> _Problem details_
Return every record below exactly as written, but leave out the pictures.

━━━━━ Records

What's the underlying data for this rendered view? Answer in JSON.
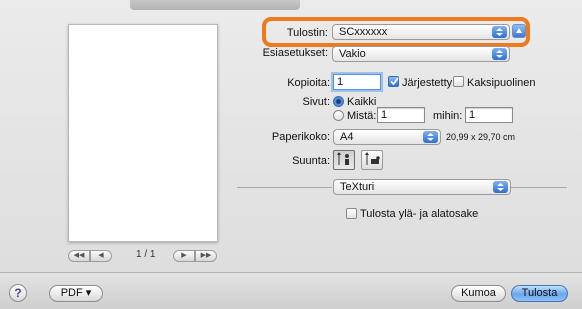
{
  "printer": {
    "label": "Tulostin:",
    "value": "SCxxxxxx"
  },
  "presets": {
    "label": "Esiasetukset:",
    "value": "Vakio"
  },
  "copies": {
    "label": "Kopioita:",
    "value": "1",
    "collated_label": "Järjestetty",
    "collated": true,
    "two_sided_label": "Kaksipuolinen",
    "two_sided": false
  },
  "pages": {
    "label": "Sivut:",
    "all_label": "Kaikki",
    "from_label": "Mistä:",
    "from_value": "1",
    "to_label": "mihin:",
    "to_value": "1",
    "selected": "all"
  },
  "paper": {
    "label": "Paperikoko:",
    "value": "A4",
    "dimensions": "20,99 x 29,70 cm"
  },
  "orientation": {
    "label": "Suunta:",
    "selected": "portrait"
  },
  "section": {
    "value": "TeXturi"
  },
  "header_footer": {
    "label": "Tulosta ylä- ja alatosake",
    "checked": false
  },
  "preview": {
    "page_count": "1 / 1"
  },
  "footer": {
    "help": "?",
    "pdf_label": "PDF ▾",
    "cancel_label": "Kumoa",
    "print_label": "Tulosta"
  },
  "colors": {
    "highlight": "#ef7a1e",
    "accent": "#2f6fd0"
  }
}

━━━━━━━━━━

> _Expected answer_
What's the underlying data for this rendered view? Answer in JSON.
{
  "printer": {
    "label": "Tulostin:",
    "value": "SCxxxxxx"
  },
  "presets": {
    "label": "Esiasetukset:",
    "value": "Vakio"
  },
  "copies": {
    "label": "Kopioita:",
    "value": "1",
    "collated_label": "Järjestetty",
    "collated": true,
    "two_sided_label": "Kaksipuolinen",
    "two_sided": false
  },
  "pages": {
    "label": "Sivut:",
    "all_label": "Kaikki",
    "from_label": "Mistä:",
    "from_value": "1",
    "to_label": "mihin:",
    "to_value": "1",
    "selected": "all"
  },
  "paper": {
    "label": "Paperikoko:",
    "value": "A4",
    "dimensions": "20,99 x 29,70 cm"
  },
  "orientation": {
    "label": "Suunta:",
    "selected": "portrait"
  },
  "section": {
    "value": "TeXturi"
  },
  "header_footer": {
    "label": "Tulosta ylä- ja alatosake",
    "checked": false
  },
  "preview": {
    "page_count": "1 / 1"
  },
  "footer": {
    "help": "?",
    "pdf_label": "PDF ▾",
    "cancel_label": "Kumoa",
    "print_label": "Tulosta"
  },
  "colors": {
    "highlight": "#ef7a1e",
    "accent": "#2f6fd0"
  }
}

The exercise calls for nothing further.